Narrow the data below down to the lines containing "labels".
— START OF Records provided —
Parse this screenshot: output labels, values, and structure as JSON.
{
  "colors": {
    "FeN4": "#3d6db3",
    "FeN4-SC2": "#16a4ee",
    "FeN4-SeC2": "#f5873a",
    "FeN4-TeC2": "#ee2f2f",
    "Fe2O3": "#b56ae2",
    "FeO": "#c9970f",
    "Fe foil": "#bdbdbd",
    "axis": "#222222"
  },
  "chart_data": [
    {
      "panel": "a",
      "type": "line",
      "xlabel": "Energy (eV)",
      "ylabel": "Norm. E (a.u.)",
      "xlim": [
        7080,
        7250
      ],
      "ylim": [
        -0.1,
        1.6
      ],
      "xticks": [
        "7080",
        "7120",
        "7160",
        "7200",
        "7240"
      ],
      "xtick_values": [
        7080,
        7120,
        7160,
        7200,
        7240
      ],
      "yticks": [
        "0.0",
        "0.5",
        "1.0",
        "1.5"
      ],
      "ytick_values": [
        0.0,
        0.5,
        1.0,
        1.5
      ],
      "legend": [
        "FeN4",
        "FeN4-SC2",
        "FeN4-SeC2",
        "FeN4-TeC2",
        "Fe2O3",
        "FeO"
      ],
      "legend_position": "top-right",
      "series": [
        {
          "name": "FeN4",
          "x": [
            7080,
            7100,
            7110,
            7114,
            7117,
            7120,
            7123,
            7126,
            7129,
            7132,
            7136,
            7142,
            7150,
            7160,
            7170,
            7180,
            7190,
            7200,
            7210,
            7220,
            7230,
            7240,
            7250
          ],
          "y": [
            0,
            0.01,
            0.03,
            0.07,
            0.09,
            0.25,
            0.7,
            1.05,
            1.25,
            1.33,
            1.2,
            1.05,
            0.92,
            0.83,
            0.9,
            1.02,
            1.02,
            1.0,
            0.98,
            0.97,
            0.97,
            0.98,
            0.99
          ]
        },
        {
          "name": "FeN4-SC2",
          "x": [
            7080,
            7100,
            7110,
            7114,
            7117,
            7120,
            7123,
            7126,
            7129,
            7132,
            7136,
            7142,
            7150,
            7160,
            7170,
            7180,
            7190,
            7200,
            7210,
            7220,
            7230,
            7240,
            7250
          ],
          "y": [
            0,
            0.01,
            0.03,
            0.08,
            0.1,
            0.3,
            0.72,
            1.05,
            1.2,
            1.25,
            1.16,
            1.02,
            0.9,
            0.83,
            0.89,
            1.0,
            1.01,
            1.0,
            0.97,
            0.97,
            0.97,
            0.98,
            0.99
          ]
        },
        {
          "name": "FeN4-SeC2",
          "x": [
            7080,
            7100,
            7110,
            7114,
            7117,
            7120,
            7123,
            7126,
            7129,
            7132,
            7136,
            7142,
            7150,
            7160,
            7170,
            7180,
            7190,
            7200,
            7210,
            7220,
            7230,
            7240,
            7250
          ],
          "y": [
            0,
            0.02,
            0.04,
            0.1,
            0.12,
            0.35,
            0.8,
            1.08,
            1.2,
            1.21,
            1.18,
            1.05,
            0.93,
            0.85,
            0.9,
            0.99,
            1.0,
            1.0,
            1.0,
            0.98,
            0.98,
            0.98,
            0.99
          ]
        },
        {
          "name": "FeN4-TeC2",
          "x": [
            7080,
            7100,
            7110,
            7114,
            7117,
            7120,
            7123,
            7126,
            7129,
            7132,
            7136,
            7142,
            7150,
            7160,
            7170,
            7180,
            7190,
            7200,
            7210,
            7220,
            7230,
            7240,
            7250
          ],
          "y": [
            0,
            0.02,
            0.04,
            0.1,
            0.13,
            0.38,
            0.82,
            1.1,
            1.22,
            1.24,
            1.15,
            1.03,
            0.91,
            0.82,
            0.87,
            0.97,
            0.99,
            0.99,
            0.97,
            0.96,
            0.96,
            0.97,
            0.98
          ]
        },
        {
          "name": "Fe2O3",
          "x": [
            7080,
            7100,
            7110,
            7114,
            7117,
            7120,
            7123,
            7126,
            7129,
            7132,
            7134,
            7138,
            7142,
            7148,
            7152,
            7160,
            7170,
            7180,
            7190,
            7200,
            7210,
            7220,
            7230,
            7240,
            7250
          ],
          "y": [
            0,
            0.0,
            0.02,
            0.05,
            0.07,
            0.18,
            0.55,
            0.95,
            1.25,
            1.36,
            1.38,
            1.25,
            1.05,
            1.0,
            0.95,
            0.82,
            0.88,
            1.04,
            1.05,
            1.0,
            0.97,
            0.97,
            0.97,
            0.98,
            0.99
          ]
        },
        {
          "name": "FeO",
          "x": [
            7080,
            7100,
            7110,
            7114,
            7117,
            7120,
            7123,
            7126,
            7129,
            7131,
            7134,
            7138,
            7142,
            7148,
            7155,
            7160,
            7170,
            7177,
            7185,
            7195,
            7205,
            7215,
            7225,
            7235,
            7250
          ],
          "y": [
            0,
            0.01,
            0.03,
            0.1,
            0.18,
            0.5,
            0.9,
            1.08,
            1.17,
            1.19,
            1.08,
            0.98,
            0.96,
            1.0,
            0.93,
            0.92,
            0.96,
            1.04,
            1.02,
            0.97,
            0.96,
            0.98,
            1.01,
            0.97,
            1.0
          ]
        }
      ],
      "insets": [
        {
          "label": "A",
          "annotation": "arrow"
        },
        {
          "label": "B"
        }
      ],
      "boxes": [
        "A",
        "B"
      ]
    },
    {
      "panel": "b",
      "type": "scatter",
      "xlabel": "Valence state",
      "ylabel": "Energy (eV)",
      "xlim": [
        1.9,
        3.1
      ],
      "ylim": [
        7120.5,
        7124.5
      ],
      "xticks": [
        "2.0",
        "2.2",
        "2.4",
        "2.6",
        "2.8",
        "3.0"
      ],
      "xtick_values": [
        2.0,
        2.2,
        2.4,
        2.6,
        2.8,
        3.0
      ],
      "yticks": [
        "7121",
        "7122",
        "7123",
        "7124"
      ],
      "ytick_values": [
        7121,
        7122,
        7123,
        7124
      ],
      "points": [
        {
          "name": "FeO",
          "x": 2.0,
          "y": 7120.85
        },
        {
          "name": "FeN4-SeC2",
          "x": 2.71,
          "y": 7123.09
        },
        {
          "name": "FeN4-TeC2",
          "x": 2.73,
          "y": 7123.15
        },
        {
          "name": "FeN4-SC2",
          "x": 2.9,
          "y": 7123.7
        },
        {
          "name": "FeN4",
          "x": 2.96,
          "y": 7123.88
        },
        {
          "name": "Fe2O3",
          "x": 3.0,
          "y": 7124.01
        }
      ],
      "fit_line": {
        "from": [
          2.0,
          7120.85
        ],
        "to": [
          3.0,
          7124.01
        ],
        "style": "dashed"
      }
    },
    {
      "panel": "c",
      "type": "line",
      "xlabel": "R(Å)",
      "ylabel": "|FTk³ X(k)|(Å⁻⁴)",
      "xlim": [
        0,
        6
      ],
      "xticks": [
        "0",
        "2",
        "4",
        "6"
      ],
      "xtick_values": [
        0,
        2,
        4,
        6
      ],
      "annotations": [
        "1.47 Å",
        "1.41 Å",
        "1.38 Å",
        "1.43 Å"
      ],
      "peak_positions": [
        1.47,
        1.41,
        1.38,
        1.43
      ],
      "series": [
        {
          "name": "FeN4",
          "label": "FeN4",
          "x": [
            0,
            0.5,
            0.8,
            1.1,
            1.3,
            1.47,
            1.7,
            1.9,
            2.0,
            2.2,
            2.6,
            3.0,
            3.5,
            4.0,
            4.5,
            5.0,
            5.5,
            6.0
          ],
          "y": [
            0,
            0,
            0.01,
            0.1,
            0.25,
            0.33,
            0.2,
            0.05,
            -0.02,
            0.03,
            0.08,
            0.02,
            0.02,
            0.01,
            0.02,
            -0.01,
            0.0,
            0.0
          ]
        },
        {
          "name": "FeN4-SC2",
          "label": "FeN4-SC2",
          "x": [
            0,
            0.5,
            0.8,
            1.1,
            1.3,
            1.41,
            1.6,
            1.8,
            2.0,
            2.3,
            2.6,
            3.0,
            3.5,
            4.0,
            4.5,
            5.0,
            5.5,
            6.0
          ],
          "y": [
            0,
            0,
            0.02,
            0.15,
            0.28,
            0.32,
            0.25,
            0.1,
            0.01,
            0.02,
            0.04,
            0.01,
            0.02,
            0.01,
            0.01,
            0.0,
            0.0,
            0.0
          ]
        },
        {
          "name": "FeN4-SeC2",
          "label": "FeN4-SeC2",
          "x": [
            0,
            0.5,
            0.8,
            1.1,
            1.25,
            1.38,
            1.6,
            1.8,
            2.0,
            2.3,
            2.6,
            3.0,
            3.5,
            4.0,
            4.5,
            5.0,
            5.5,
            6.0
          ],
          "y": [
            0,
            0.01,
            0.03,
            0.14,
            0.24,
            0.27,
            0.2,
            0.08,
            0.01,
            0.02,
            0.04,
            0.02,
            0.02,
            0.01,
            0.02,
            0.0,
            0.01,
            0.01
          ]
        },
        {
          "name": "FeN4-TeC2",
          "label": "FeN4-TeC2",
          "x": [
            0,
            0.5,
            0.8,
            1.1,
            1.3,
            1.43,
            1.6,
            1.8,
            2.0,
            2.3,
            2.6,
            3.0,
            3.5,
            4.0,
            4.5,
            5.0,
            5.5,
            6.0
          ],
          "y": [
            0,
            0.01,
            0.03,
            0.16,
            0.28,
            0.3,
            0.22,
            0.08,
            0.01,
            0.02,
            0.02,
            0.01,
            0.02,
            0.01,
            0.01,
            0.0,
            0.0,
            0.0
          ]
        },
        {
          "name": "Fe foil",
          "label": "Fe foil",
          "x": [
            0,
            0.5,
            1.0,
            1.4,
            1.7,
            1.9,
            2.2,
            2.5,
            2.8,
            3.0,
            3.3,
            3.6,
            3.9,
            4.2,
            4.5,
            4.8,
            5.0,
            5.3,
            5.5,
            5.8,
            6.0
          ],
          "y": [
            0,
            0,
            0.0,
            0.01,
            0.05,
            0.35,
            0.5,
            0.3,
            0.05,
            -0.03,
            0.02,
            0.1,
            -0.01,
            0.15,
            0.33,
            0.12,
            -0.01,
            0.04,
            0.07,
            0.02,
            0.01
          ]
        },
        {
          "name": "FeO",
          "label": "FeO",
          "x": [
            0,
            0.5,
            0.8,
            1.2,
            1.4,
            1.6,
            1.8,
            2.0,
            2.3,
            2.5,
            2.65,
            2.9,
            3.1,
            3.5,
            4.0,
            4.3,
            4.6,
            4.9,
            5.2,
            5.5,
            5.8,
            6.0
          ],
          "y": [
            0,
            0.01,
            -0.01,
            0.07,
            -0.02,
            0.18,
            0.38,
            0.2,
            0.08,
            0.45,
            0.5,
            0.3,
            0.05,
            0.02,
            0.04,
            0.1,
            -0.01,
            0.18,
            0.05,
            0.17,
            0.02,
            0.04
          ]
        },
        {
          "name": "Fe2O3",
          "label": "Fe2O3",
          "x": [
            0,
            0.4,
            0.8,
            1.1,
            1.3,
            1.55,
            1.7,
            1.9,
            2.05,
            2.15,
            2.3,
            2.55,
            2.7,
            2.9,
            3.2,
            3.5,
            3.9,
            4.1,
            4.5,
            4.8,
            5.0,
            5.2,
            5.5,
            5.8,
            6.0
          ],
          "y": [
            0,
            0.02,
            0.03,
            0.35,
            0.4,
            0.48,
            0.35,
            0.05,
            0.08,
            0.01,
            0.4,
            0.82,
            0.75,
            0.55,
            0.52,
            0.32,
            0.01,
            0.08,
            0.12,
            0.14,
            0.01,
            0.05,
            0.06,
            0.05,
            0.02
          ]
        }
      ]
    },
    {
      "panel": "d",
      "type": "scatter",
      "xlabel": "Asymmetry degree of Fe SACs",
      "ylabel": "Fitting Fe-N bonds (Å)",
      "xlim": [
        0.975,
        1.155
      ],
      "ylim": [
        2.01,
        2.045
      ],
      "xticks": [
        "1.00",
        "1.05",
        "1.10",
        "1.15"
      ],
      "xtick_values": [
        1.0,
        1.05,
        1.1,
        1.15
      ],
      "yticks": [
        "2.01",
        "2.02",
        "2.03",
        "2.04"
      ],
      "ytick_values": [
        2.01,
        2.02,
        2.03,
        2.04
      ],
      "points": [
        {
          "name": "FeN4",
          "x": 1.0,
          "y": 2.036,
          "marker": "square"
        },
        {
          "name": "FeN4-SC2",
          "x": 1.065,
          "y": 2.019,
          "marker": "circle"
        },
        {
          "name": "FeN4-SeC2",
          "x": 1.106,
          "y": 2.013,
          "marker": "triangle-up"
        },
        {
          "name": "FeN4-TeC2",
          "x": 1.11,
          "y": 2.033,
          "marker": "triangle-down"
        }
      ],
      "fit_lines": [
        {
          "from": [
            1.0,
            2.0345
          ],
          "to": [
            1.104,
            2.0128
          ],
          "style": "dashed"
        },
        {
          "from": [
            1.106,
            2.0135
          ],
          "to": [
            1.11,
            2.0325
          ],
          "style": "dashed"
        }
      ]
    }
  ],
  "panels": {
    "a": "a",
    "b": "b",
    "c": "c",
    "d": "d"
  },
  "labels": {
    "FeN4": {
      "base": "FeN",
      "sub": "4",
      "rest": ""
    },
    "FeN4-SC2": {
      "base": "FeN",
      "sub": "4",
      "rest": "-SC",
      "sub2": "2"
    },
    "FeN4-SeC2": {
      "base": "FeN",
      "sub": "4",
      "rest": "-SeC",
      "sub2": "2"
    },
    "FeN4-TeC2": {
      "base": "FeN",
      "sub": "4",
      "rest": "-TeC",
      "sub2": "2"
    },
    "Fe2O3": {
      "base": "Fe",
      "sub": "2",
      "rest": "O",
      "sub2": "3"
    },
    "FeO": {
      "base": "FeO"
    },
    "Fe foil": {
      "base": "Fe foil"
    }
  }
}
— END OF Records provided —
● **Exercise response**:
Parse this screenshot: output labels, values, and structure as JSON.
  "labels": {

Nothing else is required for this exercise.